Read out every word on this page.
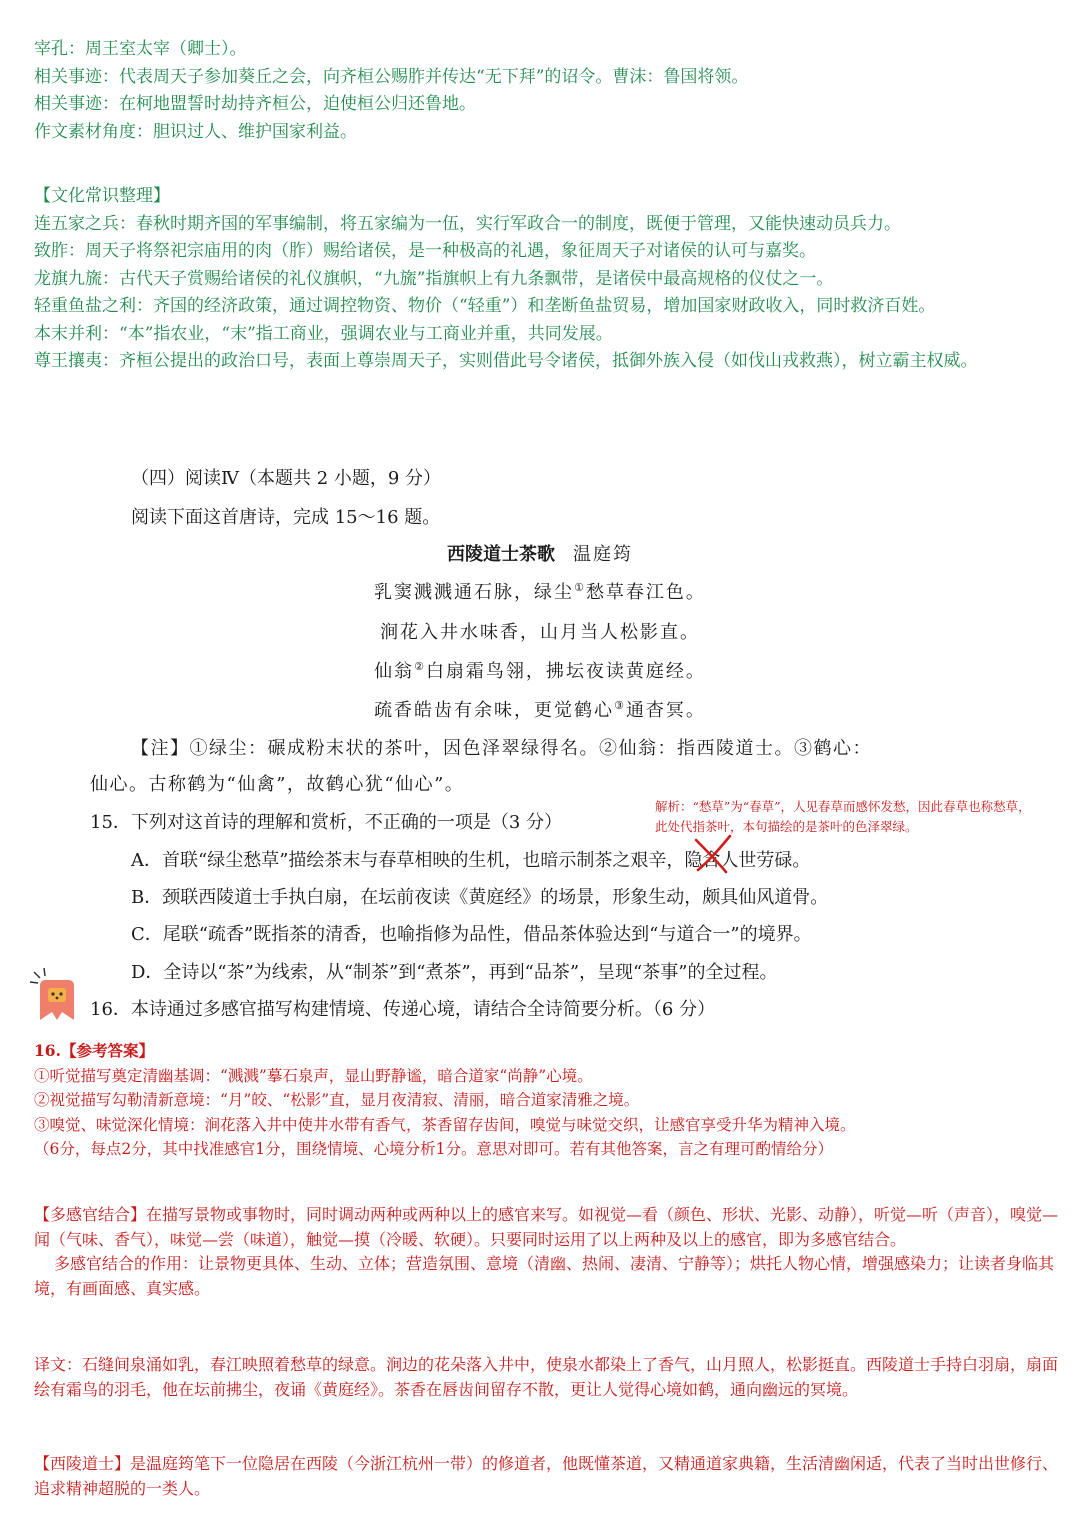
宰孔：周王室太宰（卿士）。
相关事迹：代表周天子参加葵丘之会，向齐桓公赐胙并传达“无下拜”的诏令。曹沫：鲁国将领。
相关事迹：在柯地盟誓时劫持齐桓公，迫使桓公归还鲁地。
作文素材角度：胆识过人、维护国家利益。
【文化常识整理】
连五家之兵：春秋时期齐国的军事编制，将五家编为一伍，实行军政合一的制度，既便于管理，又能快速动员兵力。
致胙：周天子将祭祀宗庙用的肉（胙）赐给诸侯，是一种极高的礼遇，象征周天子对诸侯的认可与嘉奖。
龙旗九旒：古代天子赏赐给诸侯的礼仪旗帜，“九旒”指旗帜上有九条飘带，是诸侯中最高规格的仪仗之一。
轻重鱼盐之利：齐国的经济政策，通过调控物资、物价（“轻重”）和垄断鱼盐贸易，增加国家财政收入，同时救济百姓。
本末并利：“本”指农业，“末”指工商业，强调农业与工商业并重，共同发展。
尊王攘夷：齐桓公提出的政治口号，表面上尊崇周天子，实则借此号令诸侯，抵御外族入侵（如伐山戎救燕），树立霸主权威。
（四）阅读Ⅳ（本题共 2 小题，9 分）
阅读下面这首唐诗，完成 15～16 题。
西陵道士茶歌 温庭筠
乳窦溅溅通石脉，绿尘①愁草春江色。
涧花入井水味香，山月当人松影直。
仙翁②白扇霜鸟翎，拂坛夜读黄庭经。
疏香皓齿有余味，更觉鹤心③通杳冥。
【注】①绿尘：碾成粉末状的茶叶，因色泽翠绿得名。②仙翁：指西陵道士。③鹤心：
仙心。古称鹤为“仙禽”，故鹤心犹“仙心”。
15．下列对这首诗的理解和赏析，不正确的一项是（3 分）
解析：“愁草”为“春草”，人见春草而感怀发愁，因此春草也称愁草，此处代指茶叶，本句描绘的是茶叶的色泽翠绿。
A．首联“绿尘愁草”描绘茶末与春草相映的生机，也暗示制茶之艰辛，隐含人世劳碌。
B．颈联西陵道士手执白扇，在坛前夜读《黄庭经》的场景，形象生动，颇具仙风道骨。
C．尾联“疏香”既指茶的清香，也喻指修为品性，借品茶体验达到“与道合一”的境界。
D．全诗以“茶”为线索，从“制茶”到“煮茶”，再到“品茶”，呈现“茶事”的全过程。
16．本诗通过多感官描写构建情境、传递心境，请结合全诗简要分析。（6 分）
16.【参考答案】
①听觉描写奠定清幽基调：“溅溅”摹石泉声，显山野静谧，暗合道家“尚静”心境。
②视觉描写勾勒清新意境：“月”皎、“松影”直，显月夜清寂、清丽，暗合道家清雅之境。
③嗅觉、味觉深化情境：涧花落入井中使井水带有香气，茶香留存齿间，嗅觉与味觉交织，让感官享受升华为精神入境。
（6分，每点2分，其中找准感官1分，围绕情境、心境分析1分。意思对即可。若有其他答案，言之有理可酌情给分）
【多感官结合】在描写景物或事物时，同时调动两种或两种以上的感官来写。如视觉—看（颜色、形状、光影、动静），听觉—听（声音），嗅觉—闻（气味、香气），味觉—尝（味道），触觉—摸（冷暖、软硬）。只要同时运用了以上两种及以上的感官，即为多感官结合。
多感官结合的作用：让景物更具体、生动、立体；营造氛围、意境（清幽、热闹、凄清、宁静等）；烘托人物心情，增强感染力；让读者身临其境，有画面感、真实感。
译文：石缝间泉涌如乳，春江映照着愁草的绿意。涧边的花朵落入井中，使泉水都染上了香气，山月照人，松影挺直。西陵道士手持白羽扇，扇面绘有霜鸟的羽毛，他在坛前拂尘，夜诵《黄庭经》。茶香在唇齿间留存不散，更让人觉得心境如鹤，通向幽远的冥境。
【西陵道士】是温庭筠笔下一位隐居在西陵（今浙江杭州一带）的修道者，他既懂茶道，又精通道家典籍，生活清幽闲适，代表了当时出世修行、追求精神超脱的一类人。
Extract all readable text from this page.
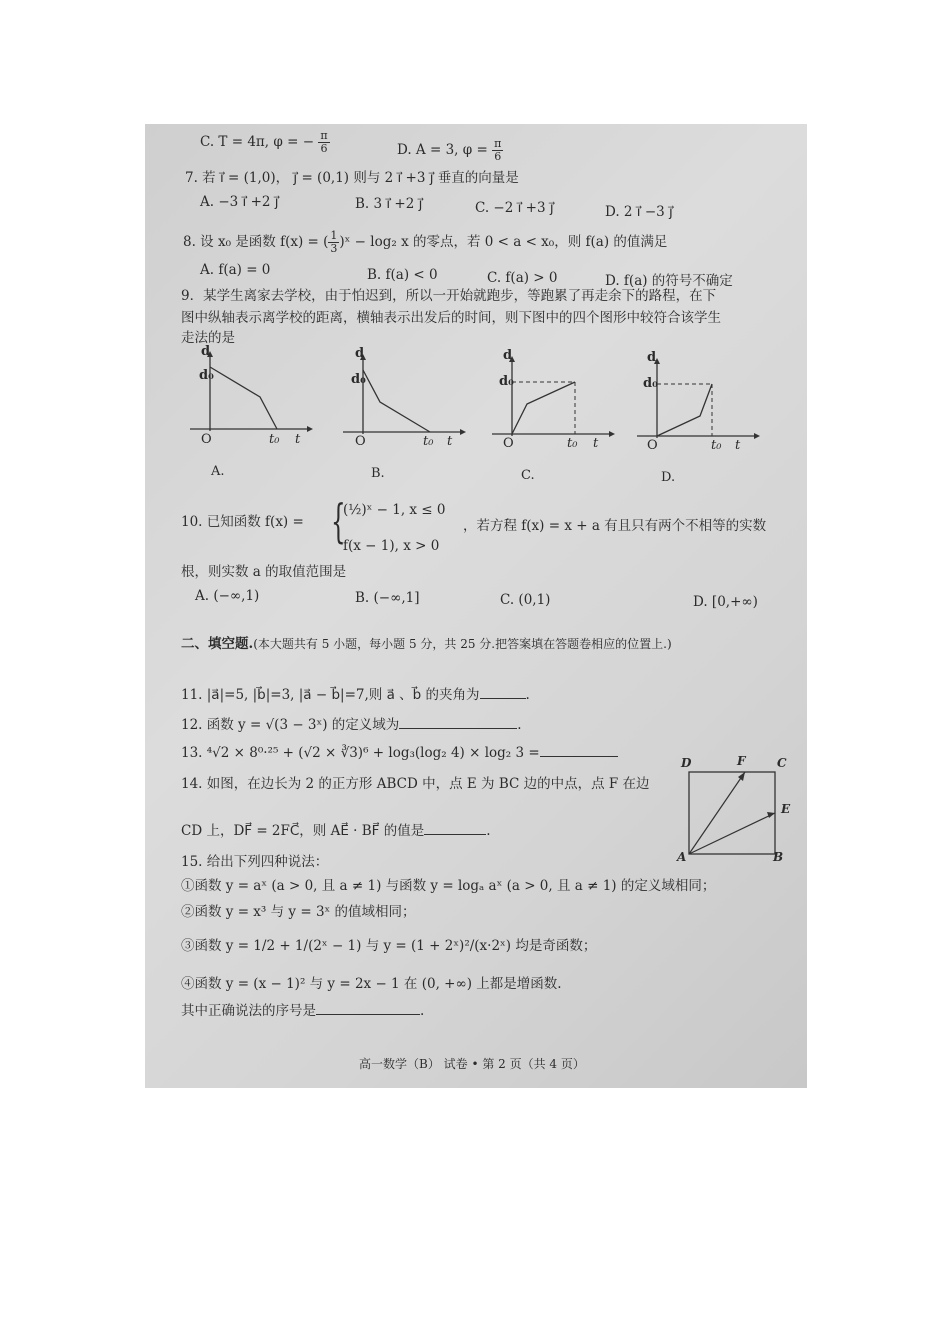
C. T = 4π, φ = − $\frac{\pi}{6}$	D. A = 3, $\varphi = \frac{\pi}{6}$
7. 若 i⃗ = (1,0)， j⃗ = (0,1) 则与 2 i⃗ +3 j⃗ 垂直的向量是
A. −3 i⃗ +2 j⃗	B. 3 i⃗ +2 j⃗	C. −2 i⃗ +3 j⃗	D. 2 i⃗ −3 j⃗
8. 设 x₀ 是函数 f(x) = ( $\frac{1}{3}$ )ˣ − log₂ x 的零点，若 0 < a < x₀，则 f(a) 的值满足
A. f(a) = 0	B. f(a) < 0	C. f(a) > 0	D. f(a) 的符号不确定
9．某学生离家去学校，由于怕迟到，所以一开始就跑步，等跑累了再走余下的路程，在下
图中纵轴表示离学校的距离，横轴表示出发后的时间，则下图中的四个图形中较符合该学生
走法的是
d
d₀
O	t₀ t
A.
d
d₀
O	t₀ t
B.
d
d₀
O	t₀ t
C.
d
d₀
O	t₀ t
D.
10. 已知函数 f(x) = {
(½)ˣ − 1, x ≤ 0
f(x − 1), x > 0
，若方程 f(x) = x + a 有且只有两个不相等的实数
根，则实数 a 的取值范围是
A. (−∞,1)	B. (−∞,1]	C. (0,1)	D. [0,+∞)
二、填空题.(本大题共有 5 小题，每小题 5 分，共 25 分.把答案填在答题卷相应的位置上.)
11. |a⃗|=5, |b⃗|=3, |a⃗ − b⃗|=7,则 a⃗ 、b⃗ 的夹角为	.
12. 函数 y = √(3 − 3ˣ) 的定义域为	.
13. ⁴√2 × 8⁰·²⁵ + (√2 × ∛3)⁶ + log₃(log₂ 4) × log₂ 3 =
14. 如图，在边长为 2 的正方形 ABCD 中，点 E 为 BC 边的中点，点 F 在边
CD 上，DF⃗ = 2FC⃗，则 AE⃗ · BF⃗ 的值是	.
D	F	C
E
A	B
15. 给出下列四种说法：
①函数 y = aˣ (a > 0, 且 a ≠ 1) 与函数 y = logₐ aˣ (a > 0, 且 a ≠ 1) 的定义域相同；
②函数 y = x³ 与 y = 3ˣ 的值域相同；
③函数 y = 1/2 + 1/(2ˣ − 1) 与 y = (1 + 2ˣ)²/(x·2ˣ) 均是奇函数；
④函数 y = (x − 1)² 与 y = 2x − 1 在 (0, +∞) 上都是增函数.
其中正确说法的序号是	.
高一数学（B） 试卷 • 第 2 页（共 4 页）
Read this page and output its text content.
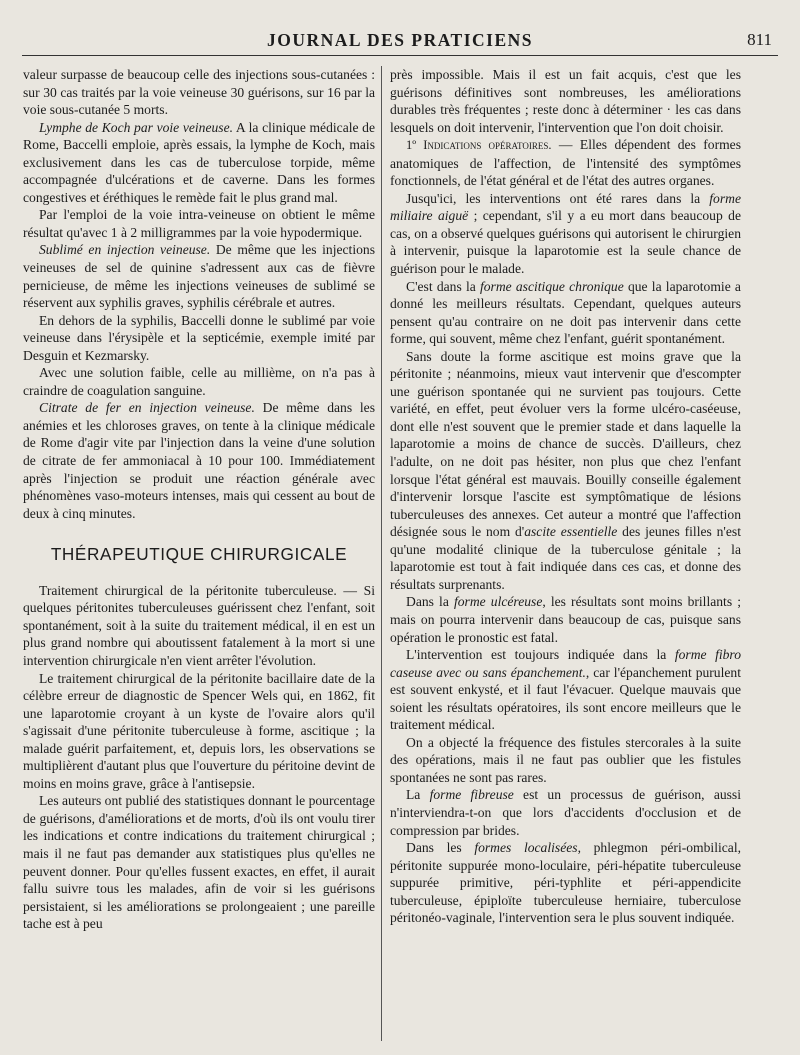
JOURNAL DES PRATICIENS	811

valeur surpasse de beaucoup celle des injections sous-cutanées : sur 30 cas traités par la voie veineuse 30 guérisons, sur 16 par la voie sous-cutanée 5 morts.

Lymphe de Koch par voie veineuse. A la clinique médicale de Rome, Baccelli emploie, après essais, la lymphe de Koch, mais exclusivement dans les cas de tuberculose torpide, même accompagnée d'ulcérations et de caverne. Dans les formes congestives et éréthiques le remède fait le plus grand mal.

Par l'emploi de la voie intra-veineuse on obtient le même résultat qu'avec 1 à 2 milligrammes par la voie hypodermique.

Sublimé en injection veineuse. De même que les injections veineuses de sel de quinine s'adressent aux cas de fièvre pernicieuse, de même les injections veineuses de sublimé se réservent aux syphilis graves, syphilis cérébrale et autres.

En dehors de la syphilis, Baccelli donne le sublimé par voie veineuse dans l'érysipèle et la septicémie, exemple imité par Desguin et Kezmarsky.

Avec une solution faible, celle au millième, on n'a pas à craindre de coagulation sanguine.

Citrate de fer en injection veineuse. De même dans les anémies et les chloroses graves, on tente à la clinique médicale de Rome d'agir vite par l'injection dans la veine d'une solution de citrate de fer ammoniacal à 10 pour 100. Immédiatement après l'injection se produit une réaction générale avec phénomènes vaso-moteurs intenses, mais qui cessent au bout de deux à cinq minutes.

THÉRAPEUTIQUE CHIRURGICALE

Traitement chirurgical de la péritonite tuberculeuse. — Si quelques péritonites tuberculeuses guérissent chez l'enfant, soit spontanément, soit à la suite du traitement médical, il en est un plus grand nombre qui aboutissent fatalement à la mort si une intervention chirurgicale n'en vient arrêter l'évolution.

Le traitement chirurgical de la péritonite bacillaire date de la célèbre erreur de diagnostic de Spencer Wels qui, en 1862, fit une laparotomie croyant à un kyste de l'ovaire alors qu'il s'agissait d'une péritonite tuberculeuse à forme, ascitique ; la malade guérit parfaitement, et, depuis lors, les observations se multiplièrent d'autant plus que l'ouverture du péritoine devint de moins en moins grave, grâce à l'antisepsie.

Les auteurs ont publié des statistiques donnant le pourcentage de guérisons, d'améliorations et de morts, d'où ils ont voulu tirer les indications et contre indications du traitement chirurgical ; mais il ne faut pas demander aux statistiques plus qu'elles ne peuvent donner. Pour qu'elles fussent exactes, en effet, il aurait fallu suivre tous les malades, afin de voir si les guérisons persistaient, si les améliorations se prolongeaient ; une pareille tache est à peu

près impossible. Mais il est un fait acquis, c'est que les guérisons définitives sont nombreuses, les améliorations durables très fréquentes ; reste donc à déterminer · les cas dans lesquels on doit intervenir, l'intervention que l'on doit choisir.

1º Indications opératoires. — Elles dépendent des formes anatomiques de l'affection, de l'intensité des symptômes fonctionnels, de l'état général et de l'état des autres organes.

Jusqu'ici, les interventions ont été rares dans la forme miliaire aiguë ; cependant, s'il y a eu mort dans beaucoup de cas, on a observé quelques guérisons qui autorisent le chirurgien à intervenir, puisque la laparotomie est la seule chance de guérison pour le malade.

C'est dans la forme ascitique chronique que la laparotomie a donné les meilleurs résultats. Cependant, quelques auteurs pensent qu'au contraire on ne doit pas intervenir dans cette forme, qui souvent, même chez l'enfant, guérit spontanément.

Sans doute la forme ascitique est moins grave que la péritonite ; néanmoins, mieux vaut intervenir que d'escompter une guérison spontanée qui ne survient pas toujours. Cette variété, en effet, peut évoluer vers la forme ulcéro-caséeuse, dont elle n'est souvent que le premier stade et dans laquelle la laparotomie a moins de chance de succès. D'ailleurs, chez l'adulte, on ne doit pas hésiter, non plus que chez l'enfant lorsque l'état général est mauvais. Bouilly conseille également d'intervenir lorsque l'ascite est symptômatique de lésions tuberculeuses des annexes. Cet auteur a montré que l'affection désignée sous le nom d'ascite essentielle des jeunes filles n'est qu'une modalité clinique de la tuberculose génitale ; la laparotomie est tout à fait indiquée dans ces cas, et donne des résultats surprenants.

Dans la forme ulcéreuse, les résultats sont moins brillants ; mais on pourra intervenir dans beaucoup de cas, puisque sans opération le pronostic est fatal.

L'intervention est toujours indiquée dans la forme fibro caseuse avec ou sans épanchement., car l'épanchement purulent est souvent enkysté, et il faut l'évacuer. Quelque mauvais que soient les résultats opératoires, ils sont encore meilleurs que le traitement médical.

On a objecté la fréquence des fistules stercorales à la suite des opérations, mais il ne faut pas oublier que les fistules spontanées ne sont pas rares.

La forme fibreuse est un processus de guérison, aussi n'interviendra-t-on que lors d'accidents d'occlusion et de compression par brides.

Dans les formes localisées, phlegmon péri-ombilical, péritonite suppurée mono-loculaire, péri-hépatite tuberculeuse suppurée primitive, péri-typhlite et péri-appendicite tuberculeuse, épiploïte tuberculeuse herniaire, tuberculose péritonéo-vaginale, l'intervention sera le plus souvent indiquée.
#####
» **EXERCISE TASK**
Report the number of lines above that contain the word "état", and only that number.

» **EXERCISE SOLUTION**
2